- AIM
Reproduce the listing exactly and skip over any pictures.

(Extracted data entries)

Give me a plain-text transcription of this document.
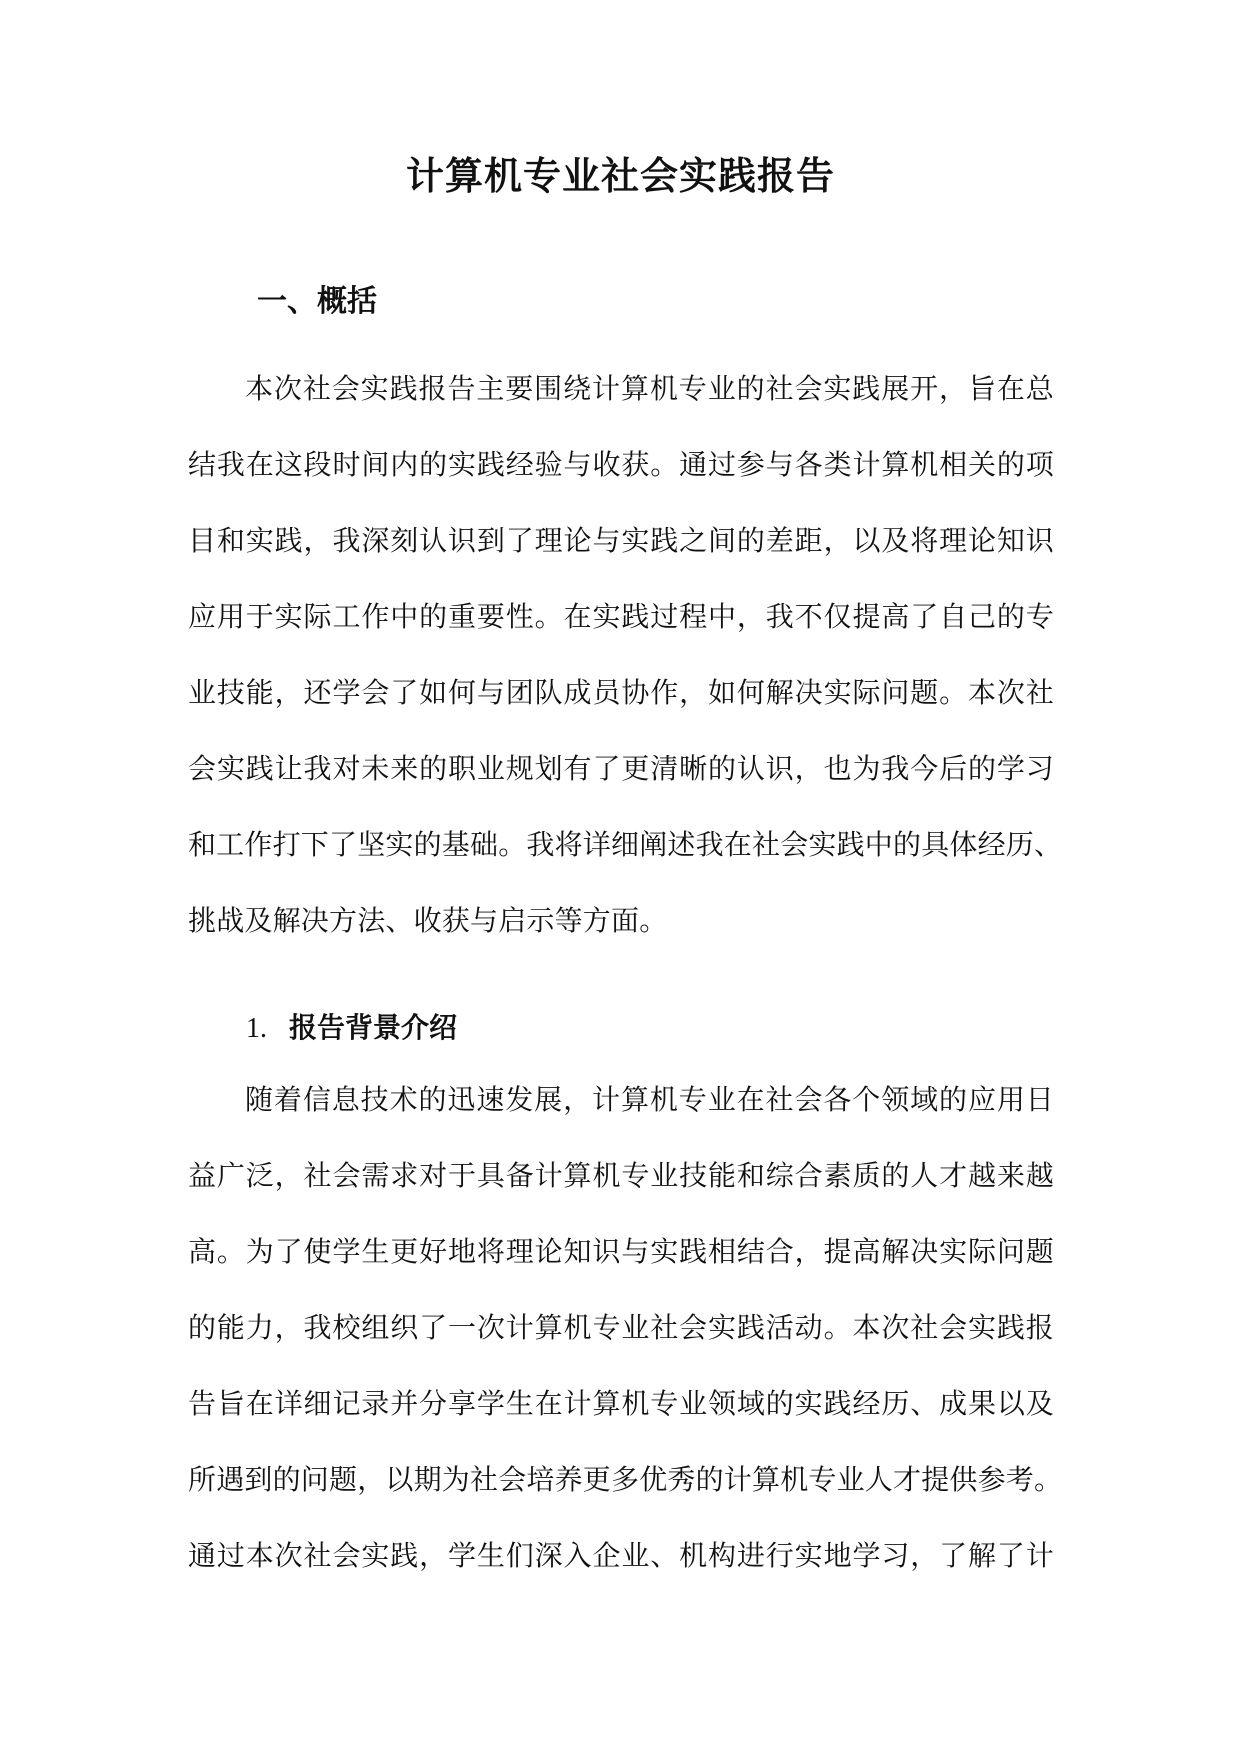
计算机专业社会实践报告
一、概括
本次社会实践报告主要围绕计算机专业的社会实践展开，旨在总
结我在这段时间内的实践经验与收获。通过参与各类计算机相关的项
目和实践，我深刻认识到了理论与实践之间的差距，以及将理论知识
应用于实际工作中的重要性。在实践过程中，我不仅提高了自己的专
业技能，还学会了如何与团队成员协作，如何解决实际问题。本次社
会实践让我对未来的职业规划有了更清晰的认识，也为我今后的学习
和工作打下了坚实的基础。我将详细阐述我在社会实践中的具体经历、
挑战及解决方法、收获与启示等方面。
1. 报告背景介绍
随着信息技术的迅速发展，计算机专业在社会各个领域的应用日
益广泛，社会需求对于具备计算机专业技能和综合素质的人才越来越
高。为了使学生更好地将理论知识与实践相结合，提高解决实际问题
的能力，我校组织了一次计算机专业社会实践活动。本次社会实践报
告旨在详细记录并分享学生在计算机专业领域的实践经历、成果以及
所遇到的问题，以期为社会培养更多优秀的计算机专业人才提供参考。
通过本次社会实践，学生们深入企业、机构进行实地学习，了解了计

- RESPONSE TO THIS EXERCISE
Give me a plain-text transcription of this document.
计算机专业社会实践报告
一、概括
本次社会实践报告主要围绕计算机专业的社会实践展开，旨在总
结我在这段时间内的实践经验与收获。通过参与各类计算机相关的项
目和实践，我深刻认识到了理论与实践之间的差距，以及将理论知识
应用于实际工作中的重要性。在实践过程中，我不仅提高了自己的专
业技能，还学会了如何与团队成员协作，如何解决实际问题。本次社
会实践让我对未来的职业规划有了更清晰的认识，也为我今后的学习
和工作打下了坚实的基础。我将详细阐述我在社会实践中的具体经历、
挑战及解决方法、收获与启示等方面。
1. 报告背景介绍
随着信息技术的迅速发展，计算机专业在社会各个领域的应用日
益广泛，社会需求对于具备计算机专业技能和综合素质的人才越来越
高。为了使学生更好地将理论知识与实践相结合，提高解决实际问题
的能力，我校组织了一次计算机专业社会实践活动。本次社会实践报
告旨在详细记录并分享学生在计算机专业领域的实践经历、成果以及
所遇到的问题，以期为社会培养更多优秀的计算机专业人才提供参考。
通过本次社会实践，学生们深入企业、机构进行实地学习，了解了计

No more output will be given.